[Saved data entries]
▬▬▬▬▬▬

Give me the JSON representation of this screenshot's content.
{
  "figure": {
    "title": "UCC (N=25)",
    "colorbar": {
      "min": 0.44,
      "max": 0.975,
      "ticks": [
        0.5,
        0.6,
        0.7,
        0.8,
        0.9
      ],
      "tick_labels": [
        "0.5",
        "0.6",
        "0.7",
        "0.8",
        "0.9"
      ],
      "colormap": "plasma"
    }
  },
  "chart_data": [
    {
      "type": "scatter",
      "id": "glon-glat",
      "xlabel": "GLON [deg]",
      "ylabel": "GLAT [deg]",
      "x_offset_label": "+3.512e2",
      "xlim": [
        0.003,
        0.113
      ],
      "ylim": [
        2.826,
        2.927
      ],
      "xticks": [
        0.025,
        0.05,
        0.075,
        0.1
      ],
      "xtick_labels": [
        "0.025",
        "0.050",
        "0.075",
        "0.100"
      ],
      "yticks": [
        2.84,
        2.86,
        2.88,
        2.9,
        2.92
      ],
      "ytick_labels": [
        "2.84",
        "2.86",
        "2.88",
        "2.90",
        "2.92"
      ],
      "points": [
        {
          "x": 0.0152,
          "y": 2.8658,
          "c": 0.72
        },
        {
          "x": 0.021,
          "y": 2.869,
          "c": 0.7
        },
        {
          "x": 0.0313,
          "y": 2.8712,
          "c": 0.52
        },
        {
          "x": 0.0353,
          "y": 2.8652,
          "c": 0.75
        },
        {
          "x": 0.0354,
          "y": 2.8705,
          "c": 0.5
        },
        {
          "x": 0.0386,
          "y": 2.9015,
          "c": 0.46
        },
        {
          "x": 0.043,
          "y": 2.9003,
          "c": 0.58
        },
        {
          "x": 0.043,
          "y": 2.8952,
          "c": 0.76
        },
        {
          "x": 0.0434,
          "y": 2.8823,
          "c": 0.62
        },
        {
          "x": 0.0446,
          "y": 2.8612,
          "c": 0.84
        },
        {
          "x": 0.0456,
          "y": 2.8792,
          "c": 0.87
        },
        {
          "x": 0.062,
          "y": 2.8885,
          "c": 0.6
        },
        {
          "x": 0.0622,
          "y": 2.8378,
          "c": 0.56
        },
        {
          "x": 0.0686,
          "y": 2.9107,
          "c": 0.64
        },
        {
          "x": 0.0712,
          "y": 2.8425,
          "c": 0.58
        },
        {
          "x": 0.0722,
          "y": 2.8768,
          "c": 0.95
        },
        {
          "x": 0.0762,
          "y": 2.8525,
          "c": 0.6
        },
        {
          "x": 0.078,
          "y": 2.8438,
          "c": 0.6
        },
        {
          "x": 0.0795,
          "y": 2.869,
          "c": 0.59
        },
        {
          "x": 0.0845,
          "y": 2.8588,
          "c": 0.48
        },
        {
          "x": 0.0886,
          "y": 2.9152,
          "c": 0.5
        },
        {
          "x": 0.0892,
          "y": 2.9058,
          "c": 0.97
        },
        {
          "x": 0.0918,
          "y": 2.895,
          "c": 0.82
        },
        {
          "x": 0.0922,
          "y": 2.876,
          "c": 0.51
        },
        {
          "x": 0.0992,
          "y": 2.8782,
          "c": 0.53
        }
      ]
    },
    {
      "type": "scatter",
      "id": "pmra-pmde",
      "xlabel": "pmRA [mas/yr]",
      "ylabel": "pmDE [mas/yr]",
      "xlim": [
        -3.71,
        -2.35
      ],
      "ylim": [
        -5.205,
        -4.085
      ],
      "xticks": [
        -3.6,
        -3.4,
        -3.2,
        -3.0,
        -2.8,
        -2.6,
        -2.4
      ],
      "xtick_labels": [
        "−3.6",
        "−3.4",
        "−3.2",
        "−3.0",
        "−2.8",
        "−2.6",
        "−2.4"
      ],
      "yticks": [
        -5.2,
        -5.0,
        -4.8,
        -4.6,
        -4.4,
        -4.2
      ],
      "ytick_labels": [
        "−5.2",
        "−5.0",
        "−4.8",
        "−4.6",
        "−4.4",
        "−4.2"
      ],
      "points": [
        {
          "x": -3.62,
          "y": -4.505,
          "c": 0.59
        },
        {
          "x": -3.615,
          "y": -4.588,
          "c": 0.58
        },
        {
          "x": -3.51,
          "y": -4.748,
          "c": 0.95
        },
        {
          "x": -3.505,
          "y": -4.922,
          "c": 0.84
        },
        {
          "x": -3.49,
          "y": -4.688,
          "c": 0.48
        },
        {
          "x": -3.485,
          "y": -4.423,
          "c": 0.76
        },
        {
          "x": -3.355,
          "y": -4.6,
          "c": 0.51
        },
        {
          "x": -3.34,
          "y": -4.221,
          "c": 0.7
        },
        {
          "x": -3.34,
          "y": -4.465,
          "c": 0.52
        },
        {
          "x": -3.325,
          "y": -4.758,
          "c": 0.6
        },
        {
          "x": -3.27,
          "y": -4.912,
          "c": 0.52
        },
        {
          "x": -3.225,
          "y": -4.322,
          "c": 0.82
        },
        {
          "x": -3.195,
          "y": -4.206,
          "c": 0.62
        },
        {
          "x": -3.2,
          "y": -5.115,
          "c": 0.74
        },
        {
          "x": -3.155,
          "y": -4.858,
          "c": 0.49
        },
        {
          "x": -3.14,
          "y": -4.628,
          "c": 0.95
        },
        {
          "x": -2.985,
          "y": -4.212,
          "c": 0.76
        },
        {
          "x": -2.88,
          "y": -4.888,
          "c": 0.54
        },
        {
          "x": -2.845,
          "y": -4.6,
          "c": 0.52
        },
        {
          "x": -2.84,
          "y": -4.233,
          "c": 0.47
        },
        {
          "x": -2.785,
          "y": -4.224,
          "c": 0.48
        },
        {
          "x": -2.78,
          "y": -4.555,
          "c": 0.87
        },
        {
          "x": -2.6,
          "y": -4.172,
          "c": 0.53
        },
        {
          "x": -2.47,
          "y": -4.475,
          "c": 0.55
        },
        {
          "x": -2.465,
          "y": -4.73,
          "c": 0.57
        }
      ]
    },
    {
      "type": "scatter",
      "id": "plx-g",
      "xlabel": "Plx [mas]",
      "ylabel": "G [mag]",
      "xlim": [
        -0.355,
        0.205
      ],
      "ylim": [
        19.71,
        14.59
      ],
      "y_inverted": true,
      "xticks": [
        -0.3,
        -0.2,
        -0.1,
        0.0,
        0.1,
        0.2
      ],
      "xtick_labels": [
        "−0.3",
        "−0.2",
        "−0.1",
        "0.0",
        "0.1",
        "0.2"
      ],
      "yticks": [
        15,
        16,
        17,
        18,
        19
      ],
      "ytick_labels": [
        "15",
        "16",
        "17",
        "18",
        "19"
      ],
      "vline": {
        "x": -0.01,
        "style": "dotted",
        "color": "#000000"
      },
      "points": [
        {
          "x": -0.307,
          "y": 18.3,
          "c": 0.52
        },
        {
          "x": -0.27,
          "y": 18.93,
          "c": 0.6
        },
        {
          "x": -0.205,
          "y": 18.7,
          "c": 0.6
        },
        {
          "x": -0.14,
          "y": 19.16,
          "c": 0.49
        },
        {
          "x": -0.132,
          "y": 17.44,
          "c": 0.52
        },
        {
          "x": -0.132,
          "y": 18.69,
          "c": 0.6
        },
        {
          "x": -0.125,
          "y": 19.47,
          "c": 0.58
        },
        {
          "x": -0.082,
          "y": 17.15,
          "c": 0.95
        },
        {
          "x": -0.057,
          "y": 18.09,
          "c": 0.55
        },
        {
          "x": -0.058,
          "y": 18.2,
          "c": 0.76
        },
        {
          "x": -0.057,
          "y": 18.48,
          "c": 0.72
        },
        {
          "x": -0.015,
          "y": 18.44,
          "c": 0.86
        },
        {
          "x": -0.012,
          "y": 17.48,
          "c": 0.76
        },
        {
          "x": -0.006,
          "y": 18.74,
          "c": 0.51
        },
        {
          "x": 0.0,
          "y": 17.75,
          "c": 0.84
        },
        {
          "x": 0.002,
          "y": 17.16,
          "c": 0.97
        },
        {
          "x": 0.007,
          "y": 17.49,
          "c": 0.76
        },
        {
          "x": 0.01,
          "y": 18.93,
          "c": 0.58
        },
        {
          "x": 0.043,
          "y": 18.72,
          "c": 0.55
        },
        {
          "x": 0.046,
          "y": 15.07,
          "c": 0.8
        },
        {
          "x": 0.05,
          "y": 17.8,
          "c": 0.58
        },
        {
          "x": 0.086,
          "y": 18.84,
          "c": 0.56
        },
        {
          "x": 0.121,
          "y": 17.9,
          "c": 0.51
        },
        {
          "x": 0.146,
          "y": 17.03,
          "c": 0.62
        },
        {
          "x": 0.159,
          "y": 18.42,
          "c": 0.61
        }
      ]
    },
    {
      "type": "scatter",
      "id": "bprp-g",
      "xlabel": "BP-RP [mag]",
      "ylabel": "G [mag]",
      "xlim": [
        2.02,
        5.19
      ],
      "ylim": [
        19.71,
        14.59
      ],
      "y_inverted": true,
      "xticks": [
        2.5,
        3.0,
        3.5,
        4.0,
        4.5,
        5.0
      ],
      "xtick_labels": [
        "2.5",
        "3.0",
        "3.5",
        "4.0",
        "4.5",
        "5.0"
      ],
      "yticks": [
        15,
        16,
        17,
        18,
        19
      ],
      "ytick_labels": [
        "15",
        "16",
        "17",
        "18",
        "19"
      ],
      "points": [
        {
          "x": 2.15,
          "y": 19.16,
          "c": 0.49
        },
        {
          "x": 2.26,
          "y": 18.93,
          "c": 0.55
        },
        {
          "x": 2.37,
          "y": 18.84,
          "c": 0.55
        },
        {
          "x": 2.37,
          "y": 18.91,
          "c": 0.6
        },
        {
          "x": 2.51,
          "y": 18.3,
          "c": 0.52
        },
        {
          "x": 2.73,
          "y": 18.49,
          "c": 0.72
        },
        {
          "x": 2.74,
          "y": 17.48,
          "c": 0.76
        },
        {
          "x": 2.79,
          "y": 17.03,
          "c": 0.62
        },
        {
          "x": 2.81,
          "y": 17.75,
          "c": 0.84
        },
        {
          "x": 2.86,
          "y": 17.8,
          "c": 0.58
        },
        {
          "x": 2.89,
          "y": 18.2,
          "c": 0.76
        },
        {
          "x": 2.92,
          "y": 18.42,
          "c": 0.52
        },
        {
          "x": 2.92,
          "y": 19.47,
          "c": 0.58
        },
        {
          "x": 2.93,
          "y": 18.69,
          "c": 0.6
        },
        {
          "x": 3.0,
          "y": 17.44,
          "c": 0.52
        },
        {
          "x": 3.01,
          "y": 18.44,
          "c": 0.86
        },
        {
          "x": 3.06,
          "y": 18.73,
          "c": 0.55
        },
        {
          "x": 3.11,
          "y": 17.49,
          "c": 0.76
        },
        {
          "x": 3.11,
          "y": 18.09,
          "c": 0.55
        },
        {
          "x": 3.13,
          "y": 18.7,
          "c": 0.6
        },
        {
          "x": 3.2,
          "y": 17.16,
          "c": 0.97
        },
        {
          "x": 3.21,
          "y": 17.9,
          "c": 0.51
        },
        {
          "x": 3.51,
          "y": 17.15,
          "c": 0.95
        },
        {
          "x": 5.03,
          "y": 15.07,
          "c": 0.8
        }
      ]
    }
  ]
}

▬▬▬▬▬▬

Exercise description: From the entries above, return each line with the word "xlabel" in it.

Written answer:
      "xlabel": "GLON [deg]",
      "xlabel": "pmRA [mas/yr]",
      "xlabel": "Plx [mas]",
      "xlabel": "BP-RP [mag]",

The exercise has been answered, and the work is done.